| The input |
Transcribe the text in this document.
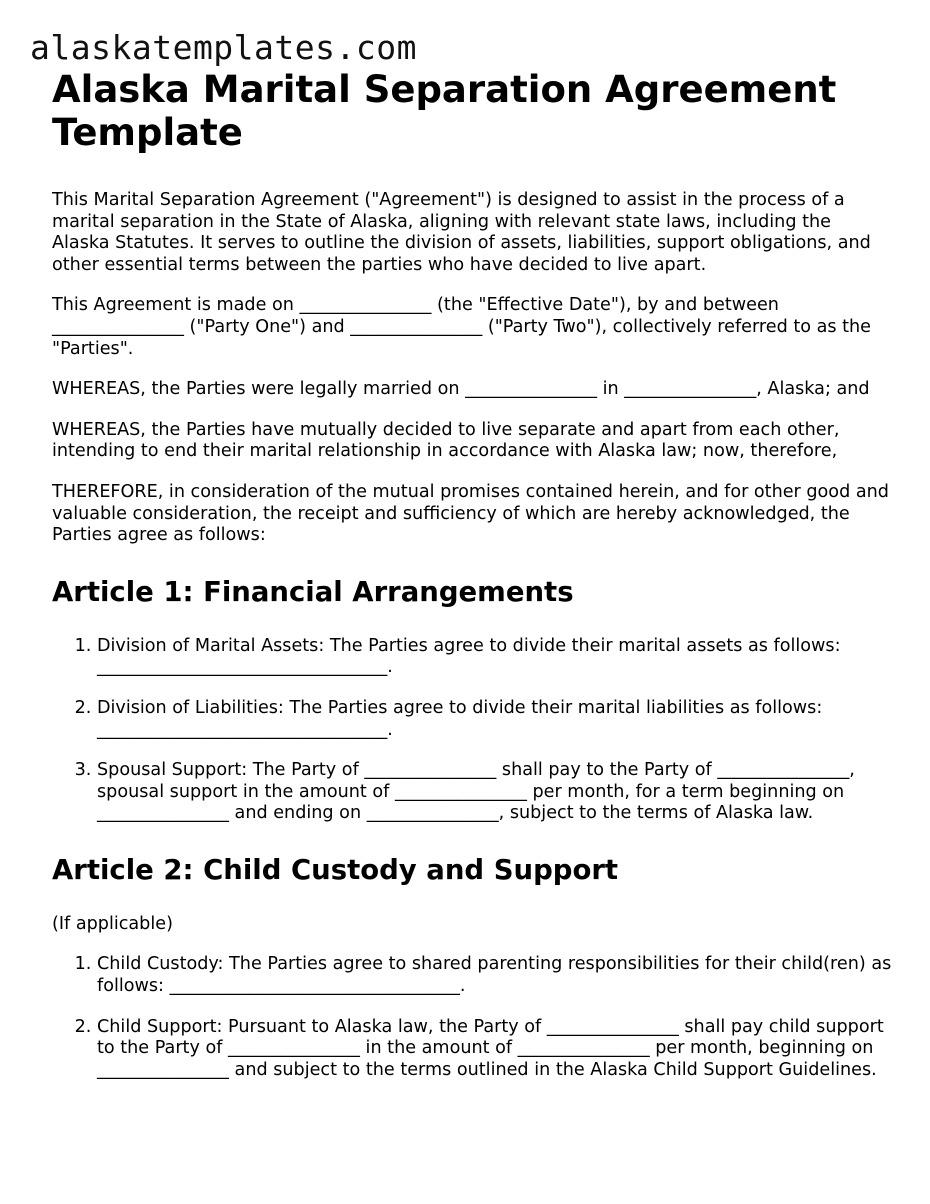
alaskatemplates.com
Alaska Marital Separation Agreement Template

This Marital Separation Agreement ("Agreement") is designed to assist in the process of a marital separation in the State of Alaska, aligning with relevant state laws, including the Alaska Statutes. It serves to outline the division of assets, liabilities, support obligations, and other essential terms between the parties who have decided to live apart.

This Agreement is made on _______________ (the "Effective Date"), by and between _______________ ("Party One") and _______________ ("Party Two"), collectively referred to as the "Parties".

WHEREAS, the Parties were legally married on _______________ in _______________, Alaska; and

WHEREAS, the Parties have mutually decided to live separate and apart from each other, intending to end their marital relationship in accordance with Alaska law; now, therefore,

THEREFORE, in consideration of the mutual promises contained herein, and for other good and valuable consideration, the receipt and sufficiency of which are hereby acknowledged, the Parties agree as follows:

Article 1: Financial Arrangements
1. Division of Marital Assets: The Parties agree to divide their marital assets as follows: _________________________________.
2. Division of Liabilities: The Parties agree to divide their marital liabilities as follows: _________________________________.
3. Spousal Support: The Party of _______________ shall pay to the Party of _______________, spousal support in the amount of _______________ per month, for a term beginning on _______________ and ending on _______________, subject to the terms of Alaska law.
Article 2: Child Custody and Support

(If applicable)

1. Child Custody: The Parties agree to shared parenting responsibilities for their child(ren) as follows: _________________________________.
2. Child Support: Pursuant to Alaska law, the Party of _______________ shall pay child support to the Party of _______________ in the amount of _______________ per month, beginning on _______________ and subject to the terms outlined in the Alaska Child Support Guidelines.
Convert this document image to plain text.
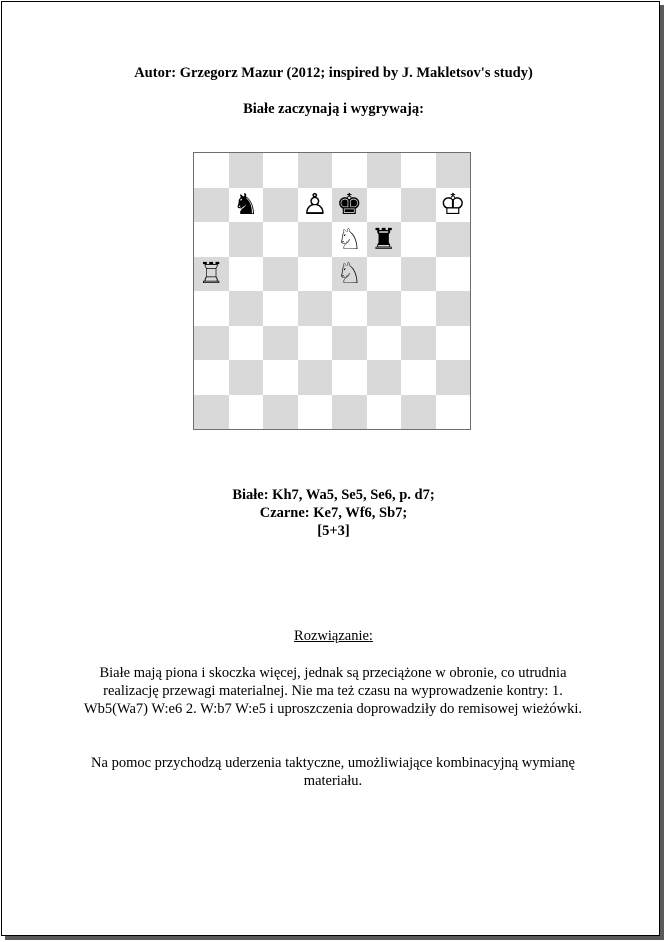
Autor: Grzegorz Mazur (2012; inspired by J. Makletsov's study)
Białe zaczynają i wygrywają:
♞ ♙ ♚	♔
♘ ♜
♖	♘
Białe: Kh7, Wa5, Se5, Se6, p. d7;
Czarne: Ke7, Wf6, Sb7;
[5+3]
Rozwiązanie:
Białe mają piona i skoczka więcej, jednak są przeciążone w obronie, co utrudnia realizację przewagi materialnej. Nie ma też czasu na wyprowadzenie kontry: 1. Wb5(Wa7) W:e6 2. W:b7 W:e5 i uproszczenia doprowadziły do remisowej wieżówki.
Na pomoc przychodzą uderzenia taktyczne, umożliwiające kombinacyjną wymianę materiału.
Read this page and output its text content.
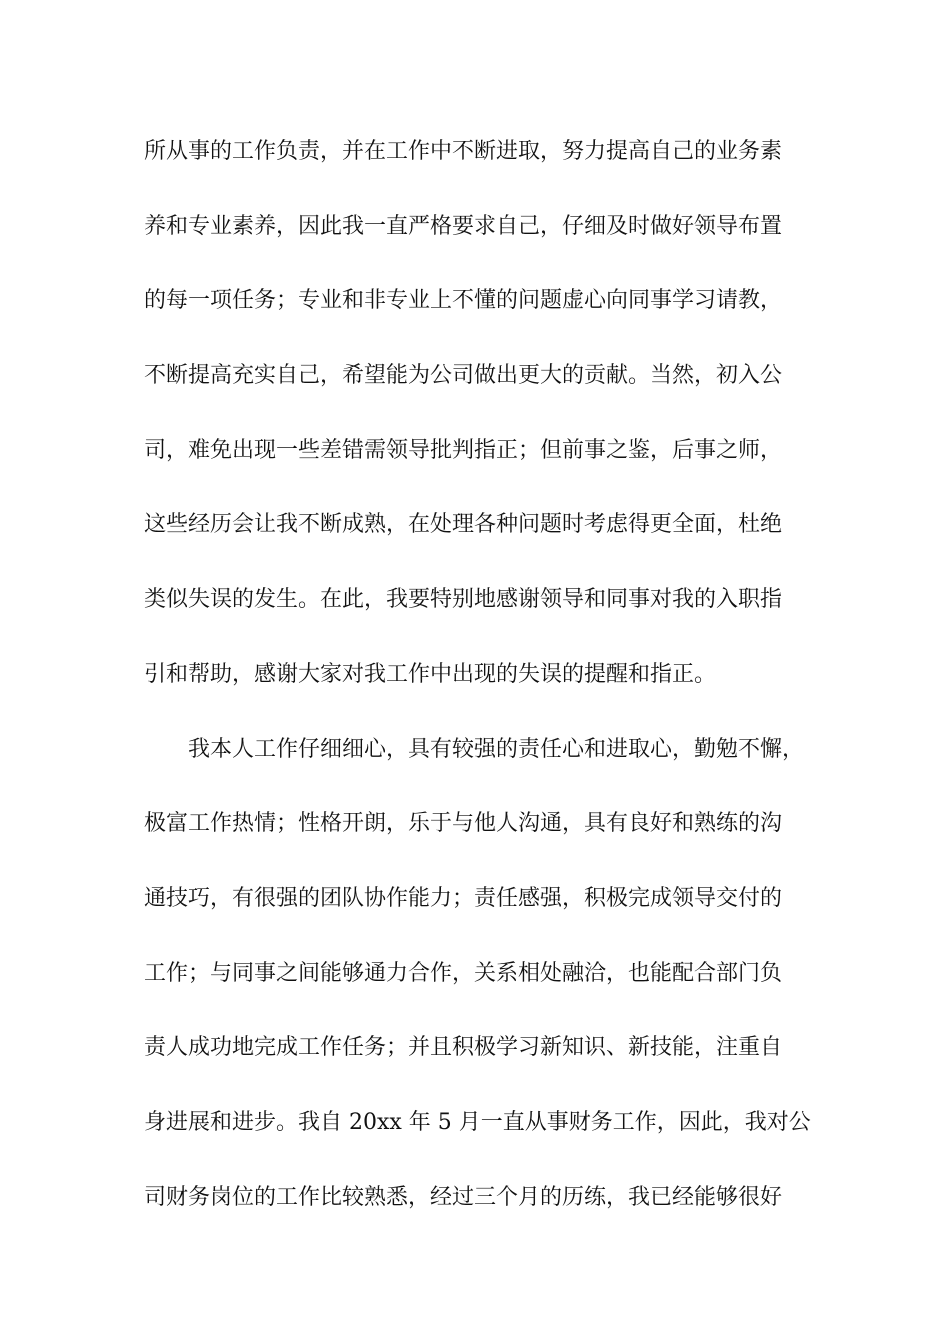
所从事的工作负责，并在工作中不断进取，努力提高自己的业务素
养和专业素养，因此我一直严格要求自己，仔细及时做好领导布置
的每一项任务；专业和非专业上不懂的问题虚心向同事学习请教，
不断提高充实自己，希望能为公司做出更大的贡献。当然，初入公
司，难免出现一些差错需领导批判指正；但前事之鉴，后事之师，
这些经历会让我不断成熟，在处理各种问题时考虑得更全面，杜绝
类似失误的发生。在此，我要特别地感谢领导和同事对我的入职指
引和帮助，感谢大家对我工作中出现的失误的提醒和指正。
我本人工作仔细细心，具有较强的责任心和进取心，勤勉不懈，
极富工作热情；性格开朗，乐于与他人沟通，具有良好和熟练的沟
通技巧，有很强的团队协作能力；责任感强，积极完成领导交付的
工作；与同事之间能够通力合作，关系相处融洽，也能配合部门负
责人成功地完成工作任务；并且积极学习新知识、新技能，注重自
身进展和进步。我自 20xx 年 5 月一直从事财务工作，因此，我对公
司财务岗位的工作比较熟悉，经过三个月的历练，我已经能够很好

| Exercise |
Where a line in the entries holds the word "WHEREAS", copy that line.

| Solution for this problem |
WHEREAS, the Parties were legally married on _______________ in _______________, Alaska; and
WHEREAS, the Parties have mutually decided to live separate and apart from each other, intending to end their marital relationship in accordance with Alaska law; now, therefore,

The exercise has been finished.